**Task to complete**
Print the entries verbatim, leaving out the images they contain.

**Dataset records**
* * *
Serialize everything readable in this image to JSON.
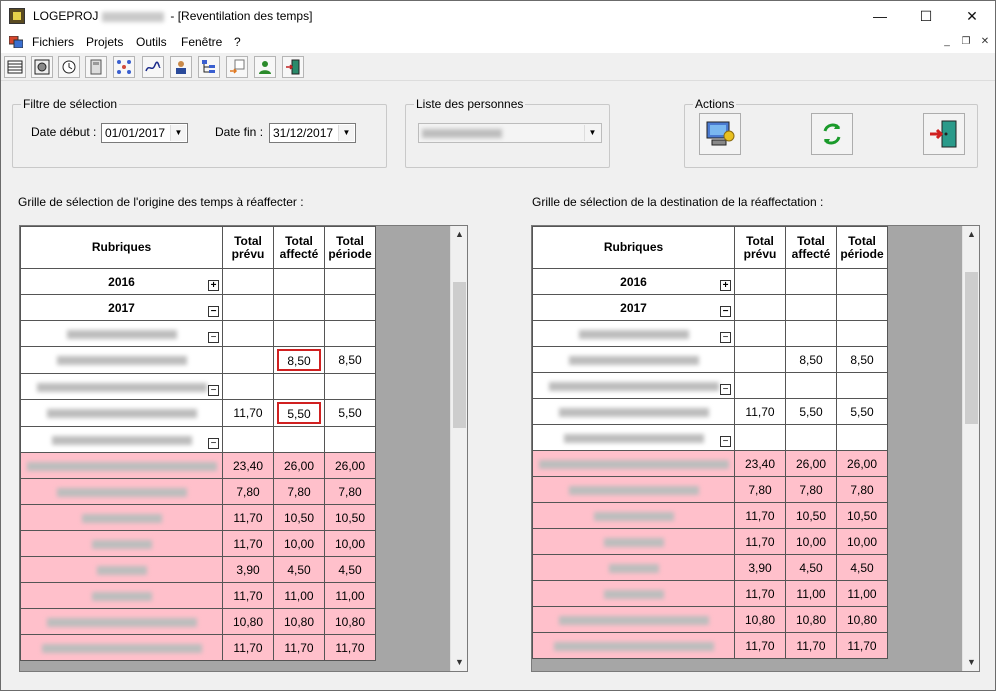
{
  "window": {
    "app_name": "LOGEPROJ",
    "title_rest": "- [Reventilation des temps]",
    "minimize_glyph": "—",
    "maximize_glyph": "☐",
    "close_glyph": "✕"
  },
  "menu": {
    "items": [
      "Fichiers",
      "Projets",
      "Outils",
      "Fenêtre",
      "?"
    ],
    "mdi_minimize": "_",
    "mdi_restore": "❐",
    "mdi_close": "✕"
  },
  "toolbar": {
    "icons": [
      "list-icon",
      "chart-icon",
      "clock-icon",
      "calculator-icon",
      "network-icon",
      "signature-icon",
      "users-icon",
      "tree-icon",
      "transfer-icon",
      "person-icon",
      "exit-icon"
    ]
  },
  "filter": {
    "legend": "Filtre de sélection",
    "date_debut_label": "Date début :",
    "date_debut_value": "01/01/2017",
    "date_fin_label": "Date fin :",
    "date_fin_value": "31/12/2017"
  },
  "persons": {
    "legend": "Liste des personnes"
  },
  "actions": {
    "legend": "Actions",
    "buttons": [
      "apply-icon",
      "refresh-icon",
      "exit-door-icon"
    ]
  },
  "left_grid": {
    "caption": "Grille de sélection de l'origine des temps à réaffecter :",
    "headers": [
      "Rubriques",
      "Total prévu",
      "Total affecté",
      "Total période"
    ]
  },
  "right_grid": {
    "caption": "Grille de sélection de la destination de la réaffectation :",
    "headers": [
      "Rubriques",
      "Total prévu",
      "Total affecté",
      "Total période"
    ]
  },
  "rows": [
    {
      "type": "year",
      "label": "2016",
      "expander": "+",
      "prevu": "",
      "affecte": "",
      "periode": "",
      "pink": false,
      "hl": false
    },
    {
      "type": "year",
      "label": "2017",
      "expander": "−",
      "prevu": "",
      "affecte": "",
      "periode": "",
      "pink": false,
      "hl": false
    },
    {
      "type": "group",
      "label": "",
      "expander": "−",
      "prevu": "",
      "affecte": "",
      "periode": "",
      "pink": false,
      "hl": false
    },
    {
      "type": "item",
      "label": "",
      "expander": "",
      "prevu": "",
      "affecte": "8,50",
      "periode": "8,50",
      "pink": false,
      "hl": true
    },
    {
      "type": "group",
      "label": "",
      "expander": "−",
      "prevu": "",
      "affecte": "",
      "periode": "",
      "pink": false,
      "hl": false
    },
    {
      "type": "item",
      "label": "",
      "expander": "",
      "prevu": "11,70",
      "affecte": "5,50",
      "periode": "5,50",
      "pink": false,
      "hl": true
    },
    {
      "type": "group",
      "label": "",
      "expander": "−",
      "prevu": "",
      "affecte": "",
      "periode": "",
      "pink": false,
      "hl": false
    },
    {
      "type": "item",
      "label": "",
      "expander": "",
      "prevu": "23,40",
      "affecte": "26,00",
      "periode": "26,00",
      "pink": true,
      "hl": false
    },
    {
      "type": "item",
      "label": "",
      "expander": "",
      "prevu": "7,80",
      "affecte": "7,80",
      "periode": "7,80",
      "pink": true,
      "hl": false
    },
    {
      "type": "item",
      "label": "",
      "expander": "",
      "prevu": "11,70",
      "affecte": "10,50",
      "periode": "10,50",
      "pink": true,
      "hl": false
    },
    {
      "type": "item",
      "label": "",
      "expander": "",
      "prevu": "11,70",
      "affecte": "10,00",
      "periode": "10,00",
      "pink": true,
      "hl": false
    },
    {
      "type": "item",
      "label": "",
      "expander": "",
      "prevu": "3,90",
      "affecte": "4,50",
      "periode": "4,50",
      "pink": true,
      "hl": false
    },
    {
      "type": "item",
      "label": "",
      "expander": "",
      "prevu": "11,70",
      "affecte": "11,00",
      "periode": "11,00",
      "pink": true,
      "hl": false
    },
    {
      "type": "item",
      "label": "",
      "expander": "",
      "prevu": "10,80",
      "affecte": "10,80",
      "periode": "10,80",
      "pink": true,
      "hl": false
    },
    {
      "type": "item",
      "label": "",
      "expander": "",
      "prevu": "11,70",
      "affecte": "11,70",
      "periode": "11,70",
      "pink": true,
      "hl": false
    }
  ],
  "scrollbar": {
    "up_glyph": "▲",
    "down_glyph": "▼"
  },
  "colors": {
    "row_highlight": "#ffc0cb",
    "cell_selected_border": "#d02020",
    "grid_background": "#a6a6a6"
  }
}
* * *
**Solution to the problem**
Serialize everything readable in this image to JSON.
{
  "window": {
    "app_name": "LOGEPROJ",
    "title_rest": "- [Reventilation des temps]",
    "minimize_glyph": "—",
    "maximize_glyph": "☐",
    "close_glyph": "✕"
  },
  "menu": {
    "items": [
      "Fichiers",
      "Projets",
      "Outils",
      "Fenêtre",
      "?"
    ],
    "mdi_minimize": "_",
    "mdi_restore": "❐",
    "mdi_close": "✕"
  },
  "toolbar": {
    "icons": [
      "list-icon",
      "chart-icon",
      "clock-icon",
      "calculator-icon",
      "network-icon",
      "signature-icon",
      "users-icon",
      "tree-icon",
      "transfer-icon",
      "person-icon",
      "exit-icon"
    ]
  },
  "filter": {
    "legend": "Filtre de sélection",
    "date_debut_label": "Date début :",
    "date_debut_value": "01/01/2017",
    "date_fin_label": "Date fin :",
    "date_fin_value": "31/12/2017"
  },
  "persons": {
    "legend": "Liste des personnes"
  },
  "actions": {
    "legend": "Actions",
    "buttons": [
      "apply-icon",
      "refresh-icon",
      "exit-door-icon"
    ]
  },
  "left_grid": {
    "caption": "Grille de sélection de l'origine des temps à réaffecter :",
    "headers": [
      "Rubriques",
      "Total prévu",
      "Total affecté",
      "Total période"
    ]
  },
  "right_grid": {
    "caption": "Grille de sélection de la destination de la réaffectation :",
    "headers": [
      "Rubriques",
      "Total prévu",
      "Total affecté",
      "Total période"
    ]
  },
  "rows": [
    {
      "type": "year",
      "label": "2016",
      "expander": "+",
      "prevu": "",
      "affecte": "",
      "periode": "",
      "pink": false,
      "hl": false
    },
    {
      "type": "year",
      "label": "2017",
      "expander": "−",
      "prevu": "",
      "affecte": "",
      "periode": "",
      "pink": false,
      "hl": false
    },
    {
      "type": "group",
      "label": "",
      "expander": "−",
      "prevu": "",
      "affecte": "",
      "periode": "",
      "pink": false,
      "hl": false
    },
    {
      "type": "item",
      "label": "",
      "expander": "",
      "prevu": "",
      "affecte": "8,50",
      "periode": "8,50",
      "pink": false,
      "hl": true
    },
    {
      "type": "group",
      "label": "",
      "expander": "−",
      "prevu": "",
      "affecte": "",
      "periode": "",
      "pink": false,
      "hl": false
    },
    {
      "type": "item",
      "label": "",
      "expander": "",
      "prevu": "11,70",
      "affecte": "5,50",
      "periode": "5,50",
      "pink": false,
      "hl": true
    },
    {
      "type": "group",
      "label": "",
      "expander": "−",
      "prevu": "",
      "affecte": "",
      "periode": "",
      "pink": false,
      "hl": false
    },
    {
      "type": "item",
      "label": "",
      "expander": "",
      "prevu": "23,40",
      "affecte": "26,00",
      "periode": "26,00",
      "pink": true,
      "hl": false
    },
    {
      "type": "item",
      "label": "",
      "expander": "",
      "prevu": "7,80",
      "affecte": "7,80",
      "periode": "7,80",
      "pink": true,
      "hl": false
    },
    {
      "type": "item",
      "label": "",
      "expander": "",
      "prevu": "11,70",
      "affecte": "10,50",
      "periode": "10,50",
      "pink": true,
      "hl": false
    },
    {
      "type": "item",
      "label": "",
      "expander": "",
      "prevu": "11,70",
      "affecte": "10,00",
      "periode": "10,00",
      "pink": true,
      "hl": false
    },
    {
      "type": "item",
      "label": "",
      "expander": "",
      "prevu": "3,90",
      "affecte": "4,50",
      "periode": "4,50",
      "pink": true,
      "hl": false
    },
    {
      "type": "item",
      "label": "",
      "expander": "",
      "prevu": "11,70",
      "affecte": "11,00",
      "periode": "11,00",
      "pink": true,
      "hl": false
    },
    {
      "type": "item",
      "label": "",
      "expander": "",
      "prevu": "10,80",
      "affecte": "10,80",
      "periode": "10,80",
      "pink": true,
      "hl": false
    },
    {
      "type": "item",
      "label": "",
      "expander": "",
      "prevu": "11,70",
      "affecte": "11,70",
      "periode": "11,70",
      "pink": true,
      "hl": false
    }
  ],
  "scrollbar": {
    "up_glyph": "▲",
    "down_glyph": "▼"
  },
  "colors": {
    "row_highlight": "#ffc0cb",
    "cell_selected_border": "#d02020",
    "grid_background": "#a6a6a6"
  }
}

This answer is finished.